**Task material:**
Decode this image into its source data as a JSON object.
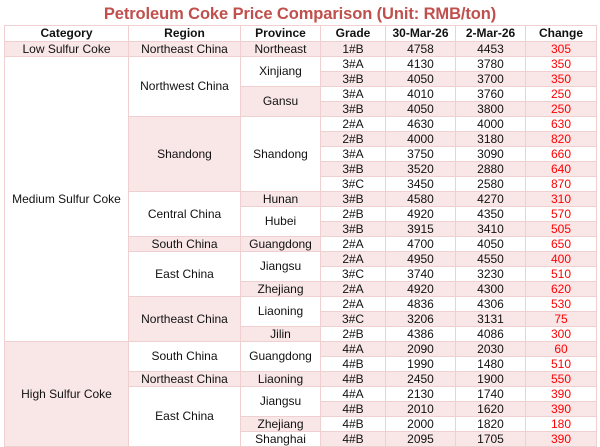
{
  "title": "Petroleum Coke Price Comparison  (Unit: RMB/ton)",
  "colors": {
    "title": "#c0504d",
    "change_text": "#ff0000",
    "row_shade": "#f9e7e8",
    "grid": "#f0cfd1"
  },
  "headers": [
    "Category",
    "Region",
    "Province",
    "Grade",
    "30-Mar-26",
    "2-Mar-26",
    "Change"
  ],
  "rows": [
    {
      "grade": "1#B",
      "mar30": "4758",
      "mar2": "4453",
      "change": "305"
    },
    {
      "grade": "3#A",
      "mar30": "4130",
      "mar2": "3780",
      "change": "350"
    },
    {
      "grade": "3#B",
      "mar30": "4050",
      "mar2": "3700",
      "change": "350"
    },
    {
      "grade": "3#A",
      "mar30": "4010",
      "mar2": "3760",
      "change": "250"
    },
    {
      "grade": "3#B",
      "mar30": "4050",
      "mar2": "3800",
      "change": "250"
    },
    {
      "grade": "2#A",
      "mar30": "4630",
      "mar2": "4000",
      "change": "630"
    },
    {
      "grade": "2#B",
      "mar30": "4000",
      "mar2": "3180",
      "change": "820"
    },
    {
      "grade": "3#A",
      "mar30": "3750",
      "mar2": "3090",
      "change": "660"
    },
    {
      "grade": "3#B",
      "mar30": "3520",
      "mar2": "2880",
      "change": "640"
    },
    {
      "grade": "3#C",
      "mar30": "3450",
      "mar2": "2580",
      "change": "870"
    },
    {
      "grade": "3#B",
      "mar30": "4580",
      "mar2": "4270",
      "change": "310"
    },
    {
      "grade": "2#B",
      "mar30": "4920",
      "mar2": "4350",
      "change": "570"
    },
    {
      "grade": "3#B",
      "mar30": "3915",
      "mar2": "3410",
      "change": "505"
    },
    {
      "grade": "2#A",
      "mar30": "4700",
      "mar2": "4050",
      "change": "650"
    },
    {
      "grade": "2#A",
      "mar30": "4950",
      "mar2": "4550",
      "change": "400"
    },
    {
      "grade": "3#C",
      "mar30": "3740",
      "mar2": "3230",
      "change": "510"
    },
    {
      "grade": "2#A",
      "mar30": "4920",
      "mar2": "4300",
      "change": "620"
    },
    {
      "grade": "2#A",
      "mar30": "4836",
      "mar2": "4306",
      "change": "530"
    },
    {
      "grade": "3#C",
      "mar30": "3206",
      "mar2": "3131",
      "change": "75"
    },
    {
      "grade": "2#B",
      "mar30": "4386",
      "mar2": "4086",
      "change": "300"
    },
    {
      "grade": "4#A",
      "mar30": "2090",
      "mar2": "2030",
      "change": "60"
    },
    {
      "grade": "4#B",
      "mar30": "1990",
      "mar2": "1480",
      "change": "510"
    },
    {
      "grade": "4#B",
      "mar30": "2450",
      "mar2": "1900",
      "change": "550"
    },
    {
      "grade": "4#A",
      "mar30": "2130",
      "mar2": "1740",
      "change": "390"
    },
    {
      "grade": "4#B",
      "mar30": "2010",
      "mar2": "1620",
      "change": "390"
    },
    {
      "grade": "4#B",
      "mar30": "2000",
      "mar2": "1820",
      "change": "180"
    },
    {
      "grade": "4#B",
      "mar30": "2095",
      "mar2": "1705",
      "change": "390"
    }
  ],
  "categories": [
    {
      "label": "Low Sulfur Coke",
      "start": 0,
      "span": 1,
      "shade": "pink"
    },
    {
      "label": "Medium Sulfur Coke",
      "start": 1,
      "span": 19,
      "shade": "white"
    },
    {
      "label": "High Sulfur Coke",
      "start": 20,
      "span": 7,
      "shade": "pink"
    }
  ],
  "regions": [
    {
      "label": "Northeast China",
      "start": 0,
      "span": 1,
      "shade": "pink"
    },
    {
      "label": "Northwest China",
      "start": 1,
      "span": 4,
      "shade": "white"
    },
    {
      "label": "Shandong",
      "start": 5,
      "span": 5,
      "shade": "pink"
    },
    {
      "label": "Central China",
      "start": 10,
      "span": 3,
      "shade": "white"
    },
    {
      "label": "South China",
      "start": 13,
      "span": 1,
      "shade": "pink"
    },
    {
      "label": "East China",
      "start": 14,
      "span": 3,
      "shade": "white"
    },
    {
      "label": "Northeast China",
      "start": 17,
      "span": 3,
      "shade": "pink"
    },
    {
      "label": "South China",
      "start": 20,
      "span": 2,
      "shade": "white"
    },
    {
      "label": "Northeast China",
      "start": 22,
      "span": 1,
      "shade": "pink"
    },
    {
      "label": "East China",
      "start": 23,
      "span": 4,
      "shade": "white"
    }
  ],
  "provinces": [
    {
      "label": "Northeast",
      "start": 0,
      "span": 1,
      "shade": "pink"
    },
    {
      "label": "Xinjiang",
      "start": 1,
      "span": 2,
      "shade": "white"
    },
    {
      "label": "Gansu",
      "start": 3,
      "span": 2,
      "shade": "pink"
    },
    {
      "label": "Shandong",
      "start": 5,
      "span": 5,
      "shade": "white"
    },
    {
      "label": "Hunan",
      "start": 10,
      "span": 1,
      "shade": "pink"
    },
    {
      "label": "Hubei",
      "start": 11,
      "span": 2,
      "shade": "white"
    },
    {
      "label": "Guangdong",
      "start": 13,
      "span": 1,
      "shade": "pink"
    },
    {
      "label": "Jiangsu",
      "start": 14,
      "span": 2,
      "shade": "white"
    },
    {
      "label": "Zhejiang",
      "start": 16,
      "span": 1,
      "shade": "pink"
    },
    {
      "label": "Liaoning",
      "start": 17,
      "span": 2,
      "shade": "white"
    },
    {
      "label": "Jilin",
      "start": 19,
      "span": 1,
      "shade": "pink"
    },
    {
      "label": "Guangdong",
      "start": 20,
      "span": 2,
      "shade": "white"
    },
    {
      "label": "Liaoning",
      "start": 22,
      "span": 1,
      "shade": "pink"
    },
    {
      "label": "Jiangsu",
      "start": 23,
      "span": 2,
      "shade": "white"
    },
    {
      "label": "Zhejiang",
      "start": 25,
      "span": 1,
      "shade": "pink"
    },
    {
      "label": "Shanghai",
      "start": 26,
      "span": 1,
      "shade": "white"
    }
  ]
}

**Set problem:** From the material above, reproduce everything verbatim except the pictures.

**Answer to the task:**
Decode this image into its source data as a JSON object.
{
  "title": "Petroleum Coke Price Comparison  (Unit: RMB/ton)",
  "colors": {
    "title": "#c0504d",
    "change_text": "#ff0000",
    "row_shade": "#f9e7e8",
    "grid": "#f0cfd1"
  },
  "headers": [
    "Category",
    "Region",
    "Province",
    "Grade",
    "30-Mar-26",
    "2-Mar-26",
    "Change"
  ],
  "rows": [
    {
      "grade": "1#B",
      "mar30": "4758",
      "mar2": "4453",
      "change": "305"
    },
    {
      "grade": "3#A",
      "mar30": "4130",
      "mar2": "3780",
      "change": "350"
    },
    {
      "grade": "3#B",
      "mar30": "4050",
      "mar2": "3700",
      "change": "350"
    },
    {
      "grade": "3#A",
      "mar30": "4010",
      "mar2": "3760",
      "change": "250"
    },
    {
      "grade": "3#B",
      "mar30": "4050",
      "mar2": "3800",
      "change": "250"
    },
    {
      "grade": "2#A",
      "mar30": "4630",
      "mar2": "4000",
      "change": "630"
    },
    {
      "grade": "2#B",
      "mar30": "4000",
      "mar2": "3180",
      "change": "820"
    },
    {
      "grade": "3#A",
      "mar30": "3750",
      "mar2": "3090",
      "change": "660"
    },
    {
      "grade": "3#B",
      "mar30": "3520",
      "mar2": "2880",
      "change": "640"
    },
    {
      "grade": "3#C",
      "mar30": "3450",
      "mar2": "2580",
      "change": "870"
    },
    {
      "grade": "3#B",
      "mar30": "4580",
      "mar2": "4270",
      "change": "310"
    },
    {
      "grade": "2#B",
      "mar30": "4920",
      "mar2": "4350",
      "change": "570"
    },
    {
      "grade": "3#B",
      "mar30": "3915",
      "mar2": "3410",
      "change": "505"
    },
    {
      "grade": "2#A",
      "mar30": "4700",
      "mar2": "4050",
      "change": "650"
    },
    {
      "grade": "2#A",
      "mar30": "4950",
      "mar2": "4550",
      "change": "400"
    },
    {
      "grade": "3#C",
      "mar30": "3740",
      "mar2": "3230",
      "change": "510"
    },
    {
      "grade": "2#A",
      "mar30": "4920",
      "mar2": "4300",
      "change": "620"
    },
    {
      "grade": "2#A",
      "mar30": "4836",
      "mar2": "4306",
      "change": "530"
    },
    {
      "grade": "3#C",
      "mar30": "3206",
      "mar2": "3131",
      "change": "75"
    },
    {
      "grade": "2#B",
      "mar30": "4386",
      "mar2": "4086",
      "change": "300"
    },
    {
      "grade": "4#A",
      "mar30": "2090",
      "mar2": "2030",
      "change": "60"
    },
    {
      "grade": "4#B",
      "mar30": "1990",
      "mar2": "1480",
      "change": "510"
    },
    {
      "grade": "4#B",
      "mar30": "2450",
      "mar2": "1900",
      "change": "550"
    },
    {
      "grade": "4#A",
      "mar30": "2130",
      "mar2": "1740",
      "change": "390"
    },
    {
      "grade": "4#B",
      "mar30": "2010",
      "mar2": "1620",
      "change": "390"
    },
    {
      "grade": "4#B",
      "mar30": "2000",
      "mar2": "1820",
      "change": "180"
    },
    {
      "grade": "4#B",
      "mar30": "2095",
      "mar2": "1705",
      "change": "390"
    }
  ],
  "categories": [
    {
      "label": "Low Sulfur Coke",
      "start": 0,
      "span": 1,
      "shade": "pink"
    },
    {
      "label": "Medium Sulfur Coke",
      "start": 1,
      "span": 19,
      "shade": "white"
    },
    {
      "label": "High Sulfur Coke",
      "start": 20,
      "span": 7,
      "shade": "pink"
    }
  ],
  "regions": [
    {
      "label": "Northeast China",
      "start": 0,
      "span": 1,
      "shade": "pink"
    },
    {
      "label": "Northwest China",
      "start": 1,
      "span": 4,
      "shade": "white"
    },
    {
      "label": "Shandong",
      "start": 5,
      "span": 5,
      "shade": "pink"
    },
    {
      "label": "Central China",
      "start": 10,
      "span": 3,
      "shade": "white"
    },
    {
      "label": "South China",
      "start": 13,
      "span": 1,
      "shade": "pink"
    },
    {
      "label": "East China",
      "start": 14,
      "span": 3,
      "shade": "white"
    },
    {
      "label": "Northeast China",
      "start": 17,
      "span": 3,
      "shade": "pink"
    },
    {
      "label": "South China",
      "start": 20,
      "span": 2,
      "shade": "white"
    },
    {
      "label": "Northeast China",
      "start": 22,
      "span": 1,
      "shade": "pink"
    },
    {
      "label": "East China",
      "start": 23,
      "span": 4,
      "shade": "white"
    }
  ],
  "provinces": [
    {
      "label": "Northeast",
      "start": 0,
      "span": 1,
      "shade": "pink"
    },
    {
      "label": "Xinjiang",
      "start": 1,
      "span": 2,
      "shade": "white"
    },
    {
      "label": "Gansu",
      "start": 3,
      "span": 2,
      "shade": "pink"
    },
    {
      "label": "Shandong",
      "start": 5,
      "span": 5,
      "shade": "white"
    },
    {
      "label": "Hunan",
      "start": 10,
      "span": 1,
      "shade": "pink"
    },
    {
      "label": "Hubei",
      "start": 11,
      "span": 2,
      "shade": "white"
    },
    {
      "label": "Guangdong",
      "start": 13,
      "span": 1,
      "shade": "pink"
    },
    {
      "label": "Jiangsu",
      "start": 14,
      "span": 2,
      "shade": "white"
    },
    {
      "label": "Zhejiang",
      "start": 16,
      "span": 1,
      "shade": "pink"
    },
    {
      "label": "Liaoning",
      "start": 17,
      "span": 2,
      "shade": "white"
    },
    {
      "label": "Jilin",
      "start": 19,
      "span": 1,
      "shade": "pink"
    },
    {
      "label": "Guangdong",
      "start": 20,
      "span": 2,
      "shade": "white"
    },
    {
      "label": "Liaoning",
      "start": 22,
      "span": 1,
      "shade": "pink"
    },
    {
      "label": "Jiangsu",
      "start": 23,
      "span": 2,
      "shade": "white"
    },
    {
      "label": "Zhejiang",
      "start": 25,
      "span": 1,
      "shade": "pink"
    },
    {
      "label": "Shanghai",
      "start": 26,
      "span": 1,
      "shade": "white"
    }
  ]
}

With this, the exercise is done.